▶ Your task:
Pictures aside, repeat every entry exactly.

▶ Available data:
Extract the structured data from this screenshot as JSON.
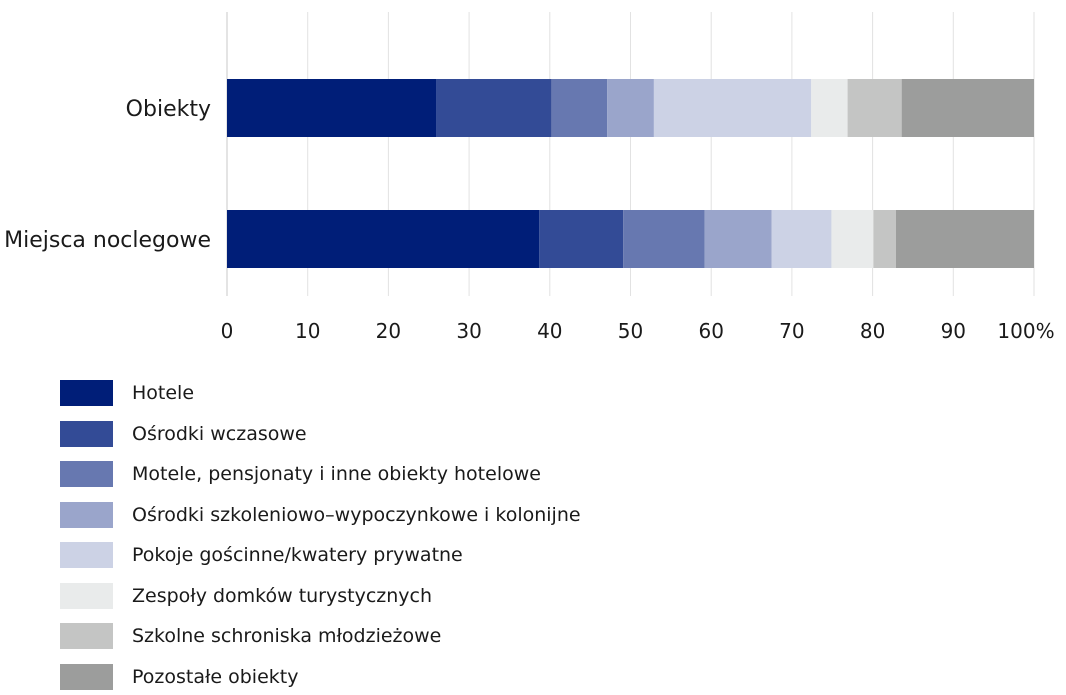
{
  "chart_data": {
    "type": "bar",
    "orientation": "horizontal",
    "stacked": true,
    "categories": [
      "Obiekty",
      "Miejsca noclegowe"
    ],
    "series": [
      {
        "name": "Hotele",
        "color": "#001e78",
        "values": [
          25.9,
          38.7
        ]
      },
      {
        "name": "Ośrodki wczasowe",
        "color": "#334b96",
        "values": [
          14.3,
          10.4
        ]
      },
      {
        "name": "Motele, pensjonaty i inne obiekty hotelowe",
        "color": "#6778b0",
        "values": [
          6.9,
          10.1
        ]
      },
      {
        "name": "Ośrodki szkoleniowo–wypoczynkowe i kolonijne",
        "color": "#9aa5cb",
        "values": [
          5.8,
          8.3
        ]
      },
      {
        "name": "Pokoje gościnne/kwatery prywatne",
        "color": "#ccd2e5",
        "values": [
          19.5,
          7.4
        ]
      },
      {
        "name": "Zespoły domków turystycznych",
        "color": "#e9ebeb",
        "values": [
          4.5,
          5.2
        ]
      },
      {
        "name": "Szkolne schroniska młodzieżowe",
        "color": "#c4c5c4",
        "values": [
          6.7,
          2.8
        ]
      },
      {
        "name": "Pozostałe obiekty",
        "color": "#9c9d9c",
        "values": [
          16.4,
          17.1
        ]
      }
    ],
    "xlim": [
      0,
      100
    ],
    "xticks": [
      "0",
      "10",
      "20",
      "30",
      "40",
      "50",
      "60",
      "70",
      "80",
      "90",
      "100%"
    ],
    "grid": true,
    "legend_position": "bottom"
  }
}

▶ Task result:
Extract the structured data from this screenshot as JSON.
{
  "chart_data": {
    "type": "bar",
    "orientation": "horizontal",
    "stacked": true,
    "categories": [
      "Obiekty",
      "Miejsca noclegowe"
    ],
    "series": [
      {
        "name": "Hotele",
        "color": "#001e78",
        "values": [
          25.9,
          38.7
        ]
      },
      {
        "name": "Ośrodki wczasowe",
        "color": "#334b96",
        "values": [
          14.3,
          10.4
        ]
      },
      {
        "name": "Motele, pensjonaty i inne obiekty hotelowe",
        "color": "#6778b0",
        "values": [
          6.9,
          10.1
        ]
      },
      {
        "name": "Ośrodki szkoleniowo–wypoczynkowe i kolonijne",
        "color": "#9aa5cb",
        "values": [
          5.8,
          8.3
        ]
      },
      {
        "name": "Pokoje gościnne/kwatery prywatne",
        "color": "#ccd2e5",
        "values": [
          19.5,
          7.4
        ]
      },
      {
        "name": "Zespoły domków turystycznych",
        "color": "#e9ebeb",
        "values": [
          4.5,
          5.2
        ]
      },
      {
        "name": "Szkolne schroniska młodzieżowe",
        "color": "#c4c5c4",
        "values": [
          6.7,
          2.8
        ]
      },
      {
        "name": "Pozostałe obiekty",
        "color": "#9c9d9c",
        "values": [
          16.4,
          17.1
        ]
      }
    ],
    "xlim": [
      0,
      100
    ],
    "xticks": [
      "0",
      "10",
      "20",
      "30",
      "40",
      "50",
      "60",
      "70",
      "80",
      "90",
      "100%"
    ],
    "grid": true,
    "legend_position": "bottom"
  }
}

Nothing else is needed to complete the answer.